YOUR INSTRUCTIONS
Copy out every one of the records below, putting "Prosperity" wherever "Wealth" appears and keeping everything else the same. Leave the pictures out.
--- Begin RECORDS SHOWN ---
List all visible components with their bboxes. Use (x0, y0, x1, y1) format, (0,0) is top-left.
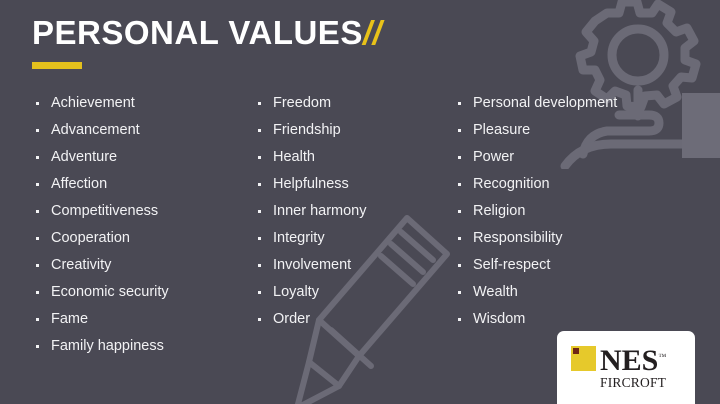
bullet-icon (258, 291, 261, 294)
list-item-label: Competitiveness (51, 203, 158, 219)
bullet-icon (36, 318, 39, 321)
list-item-label: Helpfulness (273, 176, 349, 192)
list-item: Advancement (33, 117, 248, 144)
list-item-label: Wealth (473, 284, 518, 300)
list-item: Personal development (455, 90, 685, 117)
bullet-icon (258, 129, 261, 132)
list-item: Inner harmony (255, 198, 450, 225)
list-item: Adventure (33, 144, 248, 171)
values-column-1: Achievement Advancement Adventure Affect… (33, 90, 248, 360)
bullet-icon (258, 210, 261, 213)
list-item-label: Family happiness (51, 338, 164, 354)
list-item: Friendship (255, 117, 450, 144)
value-list-1: Achievement Advancement Adventure Affect… (33, 90, 248, 360)
bullet-icon (36, 291, 39, 294)
logo-brand-name: NES™ (600, 343, 666, 375)
list-item-label: Order (273, 311, 310, 327)
bullet-icon (258, 237, 261, 240)
list-item: Responsibility (455, 225, 685, 252)
bullet-icon (258, 156, 261, 159)
list-item: Wealth (455, 279, 685, 306)
values-column-2: Freedom Friendship Health Helpfulness In… (255, 90, 450, 333)
list-item-label: Adventure (51, 149, 117, 165)
list-item: Helpfulness (255, 171, 450, 198)
list-item-label: Freedom (273, 95, 331, 111)
bullet-icon (36, 237, 39, 240)
list-item-label: Affection (51, 176, 107, 192)
bullet-icon (458, 237, 461, 240)
list-item-label: Responsibility (473, 230, 562, 246)
list-item: Economic security (33, 279, 248, 306)
list-item: Achievement (33, 90, 248, 117)
logo-square-icon (571, 346, 596, 371)
list-item: Cooperation (33, 225, 248, 252)
list-item-label: Loyalty (273, 284, 319, 300)
list-item: Order (255, 306, 450, 333)
list-item-label: Pleasure (473, 122, 530, 138)
values-column-3: Personal development Pleasure Power Reco… (455, 90, 685, 333)
bullet-icon (36, 156, 39, 159)
list-item-label: Economic security (51, 284, 169, 300)
bullet-icon (258, 102, 261, 105)
bullet-icon (458, 291, 461, 294)
list-item: Pleasure (455, 117, 685, 144)
trademark-icon: ™ (658, 352, 666, 361)
page-title-text: PERSONAL VALUES (32, 14, 363, 51)
list-item-label: Personal development (473, 95, 617, 111)
title-underline-rule (32, 62, 82, 69)
list-item-label: Involvement (273, 257, 351, 273)
list-item-label: Religion (473, 203, 525, 219)
list-item: Religion (455, 198, 685, 225)
logo-dot-icon (573, 348, 579, 354)
list-item-label: Cooperation (51, 230, 130, 246)
bullet-icon (458, 210, 461, 213)
list-item: Wisdom (455, 306, 685, 333)
list-item-label: Inner harmony (273, 203, 367, 219)
bullet-icon (36, 102, 39, 105)
bullet-icon (36, 345, 39, 348)
list-item-label: Health (273, 149, 315, 165)
page-title: PERSONAL VALUES// (32, 14, 382, 52)
value-list-2: Freedom Friendship Health Helpfulness In… (255, 90, 450, 333)
bullet-icon (458, 156, 461, 159)
logo-text: NES™ FIRCROFT (600, 343, 666, 390)
list-item: Integrity (255, 225, 450, 252)
bullet-icon (458, 264, 461, 267)
list-item: Family happiness (33, 333, 248, 360)
list-item: Freedom (255, 90, 450, 117)
list-item: Competitiveness (33, 198, 248, 225)
bullet-icon (458, 102, 461, 105)
bullet-icon (36, 210, 39, 213)
logo: NES™ FIRCROFT (571, 343, 666, 390)
list-item-label: Self-respect (473, 257, 550, 273)
bullet-icon (458, 183, 461, 186)
list-item: Involvement (255, 252, 450, 279)
decorative-block (682, 93, 720, 158)
list-item-label: Creativity (51, 257, 111, 273)
bullet-icon (36, 264, 39, 267)
bullet-icon (458, 318, 461, 321)
list-item: Creativity (33, 252, 248, 279)
list-item: Power (455, 144, 685, 171)
bullet-icon (258, 183, 261, 186)
list-item: Self-respect (455, 252, 685, 279)
list-item-label: Achievement (51, 95, 135, 111)
list-item-label: Recognition (473, 176, 550, 192)
list-item: Recognition (455, 171, 685, 198)
bullet-icon (36, 129, 39, 132)
bullet-icon (258, 264, 261, 267)
value-list-3: Personal development Pleasure Power Reco… (455, 90, 685, 333)
list-item: Affection (33, 171, 248, 198)
logo-brand-word: NES (600, 344, 658, 377)
list-item: Health (255, 144, 450, 171)
logo-panel: NES™ FIRCROFT (557, 331, 695, 404)
list-item-label: Fame (51, 311, 88, 327)
bullet-icon (258, 318, 261, 321)
list-item: Loyalty (255, 279, 450, 306)
list-item-label: Integrity (273, 230, 325, 246)
list-item: Fame (33, 306, 248, 333)
title-accent-slashes: // (363, 14, 382, 51)
bullet-icon (458, 129, 461, 132)
bullet-icon (36, 183, 39, 186)
list-item-label: Advancement (51, 122, 140, 138)
logo-sub-name: FIRCROFT (600, 376, 666, 390)
list-item-label: Power (473, 149, 514, 165)
slide-canvas: PERSONAL VALUES// Achievement Advancemen… (0, 0, 720, 404)
list-item-label: Wisdom (473, 311, 525, 327)
list-item-label: Friendship (273, 122, 341, 138)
--- End RECORDS SHOWN ---
EXERCISE ANSWER
List all visible components with their bboxes. Use (x0, y0, x1, y1) format, (0,0) is top-left.
bullet-icon (258, 291, 261, 294)
list-item-label: Competitiveness (51, 203, 158, 219)
bullet-icon (36, 318, 39, 321)
list-item-label: Helpfulness (273, 176, 349, 192)
list-item: Advancement (33, 117, 248, 144)
list-item-label: Prosperity (473, 284, 518, 300)
list-item: Personal development (455, 90, 685, 117)
bullet-icon (258, 129, 261, 132)
list-item: Inner harmony (255, 198, 450, 225)
list-item: Adventure (33, 144, 248, 171)
values-column-1: Achievement Advancement Adventure Affect… (33, 90, 248, 360)
bullet-icon (258, 210, 261, 213)
list-item-label: Family happiness (51, 338, 164, 354)
list-item: Friendship (255, 117, 450, 144)
value-list-1: Achievement Advancement Adventure Affect… (33, 90, 248, 360)
bullet-icon (36, 291, 39, 294)
logo-brand-name: NES™ (600, 343, 666, 375)
list-item-label: Order (273, 311, 310, 327)
bullet-icon (258, 237, 261, 240)
list-item: Responsibility (455, 225, 685, 252)
bullet-icon (258, 156, 261, 159)
list-item: Prosperity (455, 279, 685, 306)
values-column-2: Freedom Friendship Health Helpfulness In… (255, 90, 450, 333)
list-item-label: Adventure (51, 149, 117, 165)
list-item: Helpfulness (255, 171, 450, 198)
list-item-label: Freedom (273, 95, 331, 111)
bullet-icon (36, 237, 39, 240)
list-item-label: Affection (51, 176, 107, 192)
bullet-icon (458, 237, 461, 240)
list-item-label: Responsibility (473, 230, 562, 246)
list-item: Economic security (33, 279, 248, 306)
list-item: Achievement (33, 90, 248, 117)
logo-square-icon (571, 346, 596, 371)
list-item: Cooperation (33, 225, 248, 252)
list-item-label: Loyalty (273, 284, 319, 300)
list-item: Order (255, 306, 450, 333)
list-item-label: Pleasure (473, 122, 530, 138)
values-column-3: Personal development Pleasure Power Reco… (455, 90, 685, 333)
bullet-icon (36, 156, 39, 159)
list-item-label: Economic security (51, 284, 169, 300)
bullet-icon (258, 102, 261, 105)
bullet-icon (458, 291, 461, 294)
list-item: Pleasure (455, 117, 685, 144)
trademark-icon: ™ (658, 352, 666, 361)
page-title-text: PERSONAL VALUES (32, 14, 363, 51)
list-item-label: Personal development (473, 95, 617, 111)
title-underline-rule (32, 62, 82, 69)
list-item-label: Involvement (273, 257, 351, 273)
list-item-label: Religion (473, 203, 525, 219)
list-item: Religion (455, 198, 685, 225)
logo-dot-icon (573, 348, 579, 354)
list-item-label: Cooperation (51, 230, 130, 246)
bullet-icon (458, 210, 461, 213)
list-item: Wisdom (455, 306, 685, 333)
list-item-label: Inner harmony (273, 203, 367, 219)
bullet-icon (36, 102, 39, 105)
bullet-icon (36, 345, 39, 348)
list-item-label: Health (273, 149, 315, 165)
page-title: PERSONAL VALUES// (32, 14, 382, 52)
value-list-2: Freedom Friendship Health Helpfulness In… (255, 90, 450, 333)
bullet-icon (458, 156, 461, 159)
logo-text: NES™ FIRCROFT (600, 343, 666, 390)
list-item: Integrity (255, 225, 450, 252)
bullet-icon (458, 264, 461, 267)
list-item: Family happiness (33, 333, 248, 360)
list-item: Freedom (255, 90, 450, 117)
list-item: Competitiveness (33, 198, 248, 225)
bullet-icon (458, 102, 461, 105)
bullet-icon (36, 210, 39, 213)
logo: NES™ FIRCROFT (571, 343, 666, 390)
list-item-label: Self-respect (473, 257, 550, 273)
bullet-icon (458, 183, 461, 186)
list-item: Involvement (255, 252, 450, 279)
decorative-block (682, 93, 720, 158)
list-item-label: Creativity (51, 257, 111, 273)
bullet-icon (36, 264, 39, 267)
bullet-icon (458, 318, 461, 321)
list-item: Creativity (33, 252, 248, 279)
list-item: Power (455, 144, 685, 171)
bullet-icon (258, 183, 261, 186)
list-item: Self-respect (455, 252, 685, 279)
list-item-label: Achievement (51, 95, 135, 111)
list-item-label: Recognition (473, 176, 550, 192)
list-item: Recognition (455, 171, 685, 198)
bullet-icon (36, 129, 39, 132)
bullet-icon (258, 264, 261, 267)
value-list-3: Personal development Pleasure Power Reco… (455, 90, 685, 333)
list-item: Affection (33, 171, 248, 198)
logo-brand-word: NES (600, 344, 658, 377)
list-item: Health (255, 144, 450, 171)
logo-panel: NES™ FIRCROFT (557, 331, 695, 404)
list-item-label: Fame (51, 311, 88, 327)
bullet-icon (258, 318, 261, 321)
list-item: Loyalty (255, 279, 450, 306)
list-item-label: Integrity (273, 230, 325, 246)
list-item: Fame (33, 306, 248, 333)
title-accent-slashes: // (363, 14, 382, 51)
bullet-icon (458, 129, 461, 132)
bullet-icon (36, 183, 39, 186)
list-item-label: Advancement (51, 122, 140, 138)
logo-sub-name: FIRCROFT (600, 376, 666, 390)
list-item-label: Power (473, 149, 514, 165)
slide-canvas: PERSONAL VALUES// Achievement Advancemen… (0, 0, 720, 404)
list-item-label: Wisdom (473, 311, 525, 327)
list-item-label: Friendship (273, 122, 341, 138)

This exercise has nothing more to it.